Decía Bobbio que el problema de que el fin justifique los medios es que nadie se preocupa por justificar al fin. Tal es el problema de los cruzados; es de tal magnitud su apostolado que ya nada de su conducta puede medirse en sus propios méritos, sino en razón del tamaño de su misión trascendental, es decir, fuera de este mundo.
Tal es el caso de la ministra pasante y plagiaria, Yazmín Esquivel, entre tantos más: qué importa un plagio, los conflictos de interés, o el más elemental decoro, cuando su misión no es de este mundo.
Ello no quita que la interfecta sea, por decir lo menos, una desvergonzada, ergo, alguien que carece de vergüenza, y es que ante el apostolado de la “Transformación”, plagios y demás aberraciones y excesos no cuentan. En su apreciación, el fin justifica cualquier medio para su consecución. Por ello puede sentarse con la barbilla en alto y hasta con orgullo propia de una soberbia ciega en la sala de plenos en ofensa de la Nación y la más elemental honra. Lo suyo no son las leyes, que supuestamente hace valer, sino su lealtad al proyecto al que, repito, es incapaz de valorar en su propia justificación.
Vive una especie de trance religioso porque su mundo no es de este mundo. El mundo de interrelaciones subjetivas que los humanos hemos construido sobre la tierra, mundo de normas, usos, costumbres y artificios, es precisamente el que quiere destruir para implantar “su mundo” llamado transformación. Por qué habría de detenerse en bagatelas de ilegalidades de una legalidad que, aunque formalmente garantiza, lo que busca es destruir.

▶ **Datos proporcionados**
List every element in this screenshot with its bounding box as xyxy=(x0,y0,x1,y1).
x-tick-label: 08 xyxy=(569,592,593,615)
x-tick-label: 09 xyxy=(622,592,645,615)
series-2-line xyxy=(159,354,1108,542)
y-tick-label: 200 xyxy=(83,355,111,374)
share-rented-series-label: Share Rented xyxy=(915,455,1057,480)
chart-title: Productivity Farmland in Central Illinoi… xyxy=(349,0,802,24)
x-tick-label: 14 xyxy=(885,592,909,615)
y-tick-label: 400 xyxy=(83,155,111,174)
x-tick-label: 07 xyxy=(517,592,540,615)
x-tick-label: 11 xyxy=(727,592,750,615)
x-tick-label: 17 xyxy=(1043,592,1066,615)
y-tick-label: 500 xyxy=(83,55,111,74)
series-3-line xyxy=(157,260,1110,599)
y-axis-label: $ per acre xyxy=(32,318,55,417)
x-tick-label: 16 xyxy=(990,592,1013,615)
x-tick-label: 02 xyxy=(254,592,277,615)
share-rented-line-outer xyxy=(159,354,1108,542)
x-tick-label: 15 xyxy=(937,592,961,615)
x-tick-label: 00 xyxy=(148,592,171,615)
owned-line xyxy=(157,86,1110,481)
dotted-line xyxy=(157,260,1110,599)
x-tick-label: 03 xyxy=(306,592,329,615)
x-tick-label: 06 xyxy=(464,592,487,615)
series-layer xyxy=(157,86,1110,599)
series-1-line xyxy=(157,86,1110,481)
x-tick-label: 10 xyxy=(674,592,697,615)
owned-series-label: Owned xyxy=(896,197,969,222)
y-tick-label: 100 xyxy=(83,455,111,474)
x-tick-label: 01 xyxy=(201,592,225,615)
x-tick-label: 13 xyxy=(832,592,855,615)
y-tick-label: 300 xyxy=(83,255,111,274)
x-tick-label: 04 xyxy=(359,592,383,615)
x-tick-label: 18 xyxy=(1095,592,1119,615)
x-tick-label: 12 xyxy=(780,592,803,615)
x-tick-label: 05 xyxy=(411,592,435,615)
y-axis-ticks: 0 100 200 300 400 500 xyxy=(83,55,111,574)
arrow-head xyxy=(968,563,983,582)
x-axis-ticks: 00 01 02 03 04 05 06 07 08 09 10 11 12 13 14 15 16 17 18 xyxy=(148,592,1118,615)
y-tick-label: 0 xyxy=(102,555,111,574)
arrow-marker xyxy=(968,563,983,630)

▶ **Preguntas por responder**
1 - Según el texto sobre Yazmín Esquivel, ¿de qué está hecho el mundo de interrelaciones subjetivas que los humanos han construido sobre la tierra? Enumera todos los elementos que menciona.
2 - ¿Puedes continuar el texto sobre Yazmín Esquivel a partir de su última oración?

▶ **Resultados esperados**
1 - normas, usos, costumbres y artificios

2 -
Entiendo que para el delirante esta diferencia no exista, toda vez que vive en y para su delirio; pero en el caso de sus fervientes (que hierven) observamos un fenómeno de viralización del delirio. Aquí sí, no inmunización, sino un contagio de rebaño.
Y eso es algo que quizás no acabamos de observar en su entera dimensión: el contagio de rebaño que López ejerce sobre sus ciegos servidores —ahora sí, Dr. Gatell, su fuerza de contagio—puede hacer a una persona aparentemente sensata, un zombi que no conoce ni siente vergüenza porque la “transformación” es un apostolado fuera de este mundo.
Nos acercamos aceleradamente a un mundo manicomio, propio de trastornos de conducta, en donde ya nadie sabrá dónde empieza la realidad y dónde termina, donde priva la cordura y dónde la locura.
Quizás el caso más perfilado y pulido de ese contagio sea el que exhibe con fruición propia de un iluminado, la Jefa de Gobierno de la Ciudad de México, aunque la pasante Esquivel no cante mal las rancheras.